Problem to work on >> Reproduce the records that follow in full, excluding any picture they contain.

Data to use >>
::::::::::

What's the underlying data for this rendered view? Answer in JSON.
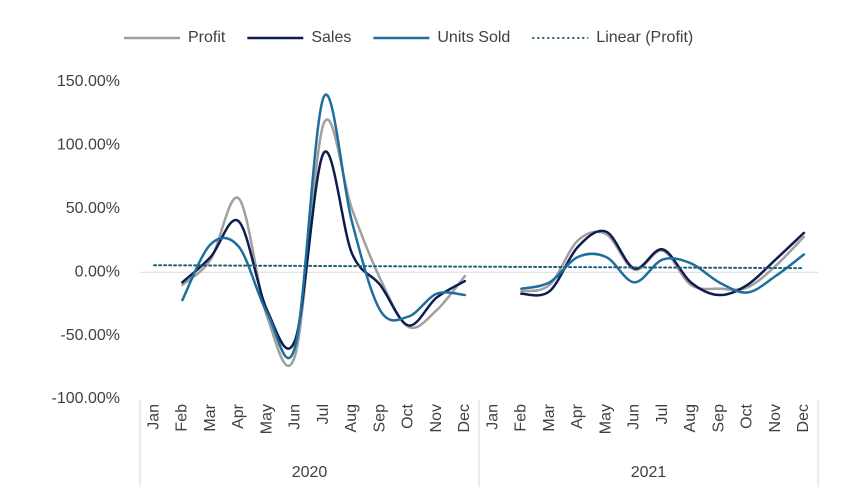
{
  "chart_data": {
    "type": "line",
    "categories": [
      "Jan",
      "Feb",
      "Mar",
      "Apr",
      "May",
      "Jun",
      "Jul",
      "Aug",
      "Sep",
      "Oct",
      "Nov",
      "Dec",
      "Jan",
      "Feb",
      "Mar",
      "Apr",
      "May",
      "Jun",
      "Jul",
      "Aug",
      "Sep",
      "Oct",
      "Nov",
      "Dec"
    ],
    "groups": [
      "2020",
      "2021"
    ],
    "series": [
      {
        "name": "Profit",
        "color": "#a0a0a0",
        "style": "solid",
        "smooth": true,
        "values": [
          null,
          -10,
          10,
          58,
          -35,
          -65,
          117,
          50,
          -5,
          -43,
          -30,
          -3,
          null,
          -15,
          -10,
          25,
          30,
          2,
          17,
          -10,
          -13,
          -12,
          5,
          28
        ]
      },
      {
        "name": "Sales",
        "color": "#0e1d4f",
        "style": "solid",
        "smooth": true,
        "values": [
          null,
          -8,
          12,
          40,
          -30,
          -53,
          94,
          15,
          -10,
          -42,
          -20,
          -7,
          null,
          -17,
          -15,
          20,
          32,
          3,
          18,
          -8,
          -18,
          -10,
          10,
          31
        ]
      },
      {
        "name": "Units Sold",
        "color": "#1f6e9c",
        "style": "solid",
        "smooth": true,
        "values": [
          null,
          -22,
          22,
          20,
          -32,
          -58,
          138,
          40,
          -30,
          -35,
          -17,
          -18,
          null,
          -13,
          -8,
          12,
          12,
          -8,
          10,
          7,
          -8,
          -16,
          -3,
          14
        ]
      },
      {
        "name": "Linear (Profit)",
        "color": "#1f5f7a",
        "style": "dotted",
        "smooth": false,
        "values": [
          5.5,
          5.4,
          5.3,
          5.2,
          5.1,
          5.0,
          4.9,
          4.8,
          4.7,
          4.6,
          4.5,
          4.4,
          4.3,
          4.2,
          4.1,
          4.0,
          3.9,
          3.8,
          3.7,
          3.6,
          3.5,
          3.4,
          3.3,
          3.2
        ]
      }
    ],
    "ylim": [
      -100,
      150
    ],
    "yticks": [
      {
        "value": -100,
        "label": "-100.00%"
      },
      {
        "value": -50,
        "label": "-50.00%"
      },
      {
        "value": 0,
        "label": "0.00%"
      },
      {
        "value": 50,
        "label": "50.00%"
      },
      {
        "value": 100,
        "label": "100.00%"
      },
      {
        "value": 150,
        "label": "150.00%"
      }
    ],
    "zero_line": true,
    "legend": "top"
  }
}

::::::::::

Final answer >>
What's the underlying data for this rendered view? Answer in JSON.
{
  "chart_data": {
    "type": "line",
    "categories": [
      "Jan",
      "Feb",
      "Mar",
      "Apr",
      "May",
      "Jun",
      "Jul",
      "Aug",
      "Sep",
      "Oct",
      "Nov",
      "Dec",
      "Jan",
      "Feb",
      "Mar",
      "Apr",
      "May",
      "Jun",
      "Jul",
      "Aug",
      "Sep",
      "Oct",
      "Nov",
      "Dec"
    ],
    "groups": [
      "2020",
      "2021"
    ],
    "series": [
      {
        "name": "Profit",
        "color": "#a0a0a0",
        "style": "solid",
        "smooth": true,
        "values": [
          null,
          -10,
          10,
          58,
          -35,
          -65,
          117,
          50,
          -5,
          -43,
          -30,
          -3,
          null,
          -15,
          -10,
          25,
          30,
          2,
          17,
          -10,
          -13,
          -12,
          5,
          28
        ]
      },
      {
        "name": "Sales",
        "color": "#0e1d4f",
        "style": "solid",
        "smooth": true,
        "values": [
          null,
          -8,
          12,
          40,
          -30,
          -53,
          94,
          15,
          -10,
          -42,
          -20,
          -7,
          null,
          -17,
          -15,
          20,
          32,
          3,
          18,
          -8,
          -18,
          -10,
          10,
          31
        ]
      },
      {
        "name": "Units Sold",
        "color": "#1f6e9c",
        "style": "solid",
        "smooth": true,
        "values": [
          null,
          -22,
          22,
          20,
          -32,
          -58,
          138,
          40,
          -30,
          -35,
          -17,
          -18,
          null,
          -13,
          -8,
          12,
          12,
          -8,
          10,
          7,
          -8,
          -16,
          -3,
          14
        ]
      },
      {
        "name": "Linear (Profit)",
        "color": "#1f5f7a",
        "style": "dotted",
        "smooth": false,
        "values": [
          5.5,
          5.4,
          5.3,
          5.2,
          5.1,
          5.0,
          4.9,
          4.8,
          4.7,
          4.6,
          4.5,
          4.4,
          4.3,
          4.2,
          4.1,
          4.0,
          3.9,
          3.8,
          3.7,
          3.6,
          3.5,
          3.4,
          3.3,
          3.2
        ]
      }
    ],
    "ylim": [
      -100,
      150
    ],
    "yticks": [
      {
        "value": -100,
        "label": "-100.00%"
      },
      {
        "value": -50,
        "label": "-50.00%"
      },
      {
        "value": 0,
        "label": "0.00%"
      },
      {
        "value": 50,
        "label": "50.00%"
      },
      {
        "value": 100,
        "label": "100.00%"
      },
      {
        "value": 150,
        "label": "150.00%"
      }
    ],
    "zero_line": true,
    "legend": "top"
  }
}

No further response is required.